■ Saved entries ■
____________

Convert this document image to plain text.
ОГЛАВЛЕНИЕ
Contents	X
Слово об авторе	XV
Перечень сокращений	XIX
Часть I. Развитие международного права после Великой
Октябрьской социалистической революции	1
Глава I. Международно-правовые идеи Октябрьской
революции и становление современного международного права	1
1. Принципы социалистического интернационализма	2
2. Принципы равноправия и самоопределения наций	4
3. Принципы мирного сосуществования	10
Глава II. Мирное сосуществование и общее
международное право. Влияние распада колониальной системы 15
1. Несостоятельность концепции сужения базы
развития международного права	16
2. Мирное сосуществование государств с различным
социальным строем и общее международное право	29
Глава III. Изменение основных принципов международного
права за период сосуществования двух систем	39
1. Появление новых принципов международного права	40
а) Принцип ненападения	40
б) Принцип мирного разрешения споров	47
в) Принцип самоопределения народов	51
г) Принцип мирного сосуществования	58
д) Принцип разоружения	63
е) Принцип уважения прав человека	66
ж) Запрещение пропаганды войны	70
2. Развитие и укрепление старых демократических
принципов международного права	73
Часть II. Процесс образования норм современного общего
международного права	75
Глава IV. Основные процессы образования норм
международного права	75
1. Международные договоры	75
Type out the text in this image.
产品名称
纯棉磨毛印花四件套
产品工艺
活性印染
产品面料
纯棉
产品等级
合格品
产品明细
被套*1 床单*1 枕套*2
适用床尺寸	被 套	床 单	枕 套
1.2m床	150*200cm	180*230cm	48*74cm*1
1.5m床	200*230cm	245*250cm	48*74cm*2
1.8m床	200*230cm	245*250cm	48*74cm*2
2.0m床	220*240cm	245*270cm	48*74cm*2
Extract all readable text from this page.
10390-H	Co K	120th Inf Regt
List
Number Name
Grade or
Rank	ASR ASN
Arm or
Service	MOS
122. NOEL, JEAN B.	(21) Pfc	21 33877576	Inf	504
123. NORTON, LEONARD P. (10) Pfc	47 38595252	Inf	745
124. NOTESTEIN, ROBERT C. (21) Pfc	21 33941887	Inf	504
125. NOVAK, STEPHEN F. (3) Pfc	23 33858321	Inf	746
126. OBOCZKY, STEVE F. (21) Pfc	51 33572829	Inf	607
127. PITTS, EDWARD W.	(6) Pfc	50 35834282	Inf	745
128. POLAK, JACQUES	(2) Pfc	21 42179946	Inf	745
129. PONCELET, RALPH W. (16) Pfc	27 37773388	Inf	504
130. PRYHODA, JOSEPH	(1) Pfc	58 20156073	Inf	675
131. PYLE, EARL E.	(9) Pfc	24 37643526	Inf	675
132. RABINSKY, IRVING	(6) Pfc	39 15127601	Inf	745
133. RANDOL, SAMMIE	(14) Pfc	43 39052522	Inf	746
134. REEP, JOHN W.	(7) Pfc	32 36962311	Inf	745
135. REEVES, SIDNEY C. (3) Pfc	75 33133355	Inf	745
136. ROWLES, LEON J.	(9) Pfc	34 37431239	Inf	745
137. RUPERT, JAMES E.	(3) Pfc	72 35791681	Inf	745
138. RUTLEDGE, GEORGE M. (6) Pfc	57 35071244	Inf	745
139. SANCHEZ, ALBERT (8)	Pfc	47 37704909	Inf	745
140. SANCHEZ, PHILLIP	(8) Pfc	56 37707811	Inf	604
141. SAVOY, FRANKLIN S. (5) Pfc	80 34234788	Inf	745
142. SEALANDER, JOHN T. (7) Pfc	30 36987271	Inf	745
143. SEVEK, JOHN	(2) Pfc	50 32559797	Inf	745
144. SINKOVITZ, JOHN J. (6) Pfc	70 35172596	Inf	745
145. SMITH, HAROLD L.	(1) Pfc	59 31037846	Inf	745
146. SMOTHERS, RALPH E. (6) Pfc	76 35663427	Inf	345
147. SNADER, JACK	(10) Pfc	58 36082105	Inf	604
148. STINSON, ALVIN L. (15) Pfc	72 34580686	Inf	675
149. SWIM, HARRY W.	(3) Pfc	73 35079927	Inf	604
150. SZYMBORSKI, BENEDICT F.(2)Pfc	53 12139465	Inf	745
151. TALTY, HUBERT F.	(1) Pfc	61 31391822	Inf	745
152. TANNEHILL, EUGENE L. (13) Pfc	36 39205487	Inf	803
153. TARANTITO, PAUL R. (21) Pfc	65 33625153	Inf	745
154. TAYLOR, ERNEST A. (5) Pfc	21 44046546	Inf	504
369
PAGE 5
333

____________

■ What is expected ■
Print the whole listing exactly as it is.

■ Written solution ■
Convert this document image to plain text.
ОГЛАВЛЕНИЕ
Contents	X
Слово об авторе	XV
Перечень сокращений	XIX
Часть I. Развитие международного права после Великой
Октябрьской социалистической революции	1
Глава I. Международно-правовые идеи Октябрьской
революции и становление современного международного права	1
1. Принципы социалистического интернационализма	2
2. Принципы равноправия и самоопределения наций	4
3. Принципы мирного сосуществования	10
Глава II. Мирное сосуществование и общее
международное право. Влияние распада колониальной системы 15
1. Несостоятельность концепции сужения базы
развития международного права	16
2. Мирное сосуществование государств с различным
социальным строем и общее международное право	29
Глава III. Изменение основных принципов международного
права за период сосуществования двух систем	39
1. Появление новых принципов международного права	40
а) Принцип ненападения	40
б) Принцип мирного разрешения споров	47
в) Принцип самоопределения народов	51
г) Принцип мирного сосуществования	58
д) Принцип разоружения	63
е) Принцип уважения прав человека	66
ж) Запрещение пропаганды войны	70
2. Развитие и укрепление старых демократических
принципов международного права	73
Часть II. Процесс образования норм современного общего
международного права	75
Глава IV. Основные процессы образования норм
международного права	75
1. Международные договоры	75
Type out the text in this image.
产品名称
纯棉磨毛印花四件套
产品工艺
活性印染
产品面料
纯棉
产品等级
合格品
产品明细
被套*1 床单*1 枕套*2
适用床尺寸	被 套	床 单	枕 套
1.2m床	150*200cm	180*230cm	48*74cm*1
1.5m床	200*230cm	245*250cm	48*74cm*2
1.8m床	200*230cm	245*250cm	48*74cm*2
2.0m床	220*240cm	245*270cm	48*74cm*2
Extract all readable text from this page.
10390-H	Co K	120th Inf Regt
List
Number Name
Grade or
Rank	ASR ASN
Arm or
Service	MOS
122. NOEL, JEAN B.	(21) Pfc	21 33877576	Inf	504
123. NORTON, LEONARD P. (10) Pfc	47 38595252	Inf	745
124. NOTESTEIN, ROBERT C. (21) Pfc	21 33941887	Inf	504
125. NOVAK, STEPHEN F. (3) Pfc	23 33858321	Inf	746
126. OBOCZKY, STEVE F. (21) Pfc	51 33572829	Inf	607
127. PITTS, EDWARD W.	(6) Pfc	50 35834282	Inf	745
128. POLAK, JACQUES	(2) Pfc	21 42179946	Inf	745
129. PONCELET, RALPH W. (16) Pfc	27 37773388	Inf	504
130. PRYHODA, JOSEPH	(1) Pfc	58 20156073	Inf	675
131. PYLE, EARL E.	(9) Pfc	24 37643526	Inf	675
132. RABINSKY, IRVING	(6) Pfc	39 15127601	Inf	745
133. RANDOL, SAMMIE	(14) Pfc	43 39052522	Inf	746
134. REEP, JOHN W.	(7) Pfc	32 36962311	Inf	745
135. REEVES, SIDNEY C. (3) Pfc	75 33133355	Inf	745
136. ROWLES, LEON J.	(9) Pfc	34 37431239	Inf	745
137. RUPERT, JAMES E.	(3) Pfc	72 35791681	Inf	745
138. RUTLEDGE, GEORGE M. (6) Pfc	57 35071244	Inf	745
139. SANCHEZ, ALBERT (8)	Pfc	47 37704909	Inf	745
140. SANCHEZ, PHILLIP	(8) Pfc	56 37707811	Inf	604
141. SAVOY, FRANKLIN S. (5) Pfc	80 34234788	Inf	745
142. SEALANDER, JOHN T. (7) Pfc	30 36987271	Inf	745
143. SEVEK, JOHN	(2) Pfc	50 32559797	Inf	745
144. SINKOVITZ, JOHN J. (6) Pfc	70 35172596	Inf	745
145. SMITH, HAROLD L.	(1) Pfc	59 31037846	Inf	745
146. SMOTHERS, RALPH E. (6) Pfc	76 35663427	Inf	345
147. SNADER, JACK	(10) Pfc	58 36082105	Inf	604
148. STINSON, ALVIN L. (15) Pfc	72 34580686	Inf	675
149. SWIM, HARRY W.	(3) Pfc	73 35079927	Inf	604
150. SZYMBORSKI, BENEDICT F.(2)Pfc	53 12139465	Inf	745
151. TALTY, HUBERT F.	(1) Pfc	61 31391822	Inf	745
152. TANNEHILL, EUGENE L. (13) Pfc	36 39205487	Inf	803
153. TARANTITO, PAUL R. (21) Pfc	65 33625153	Inf	745
154. TAYLOR, ERNEST A. (5) Pfc	21 44046546	Inf	504
369
PAGE 5
333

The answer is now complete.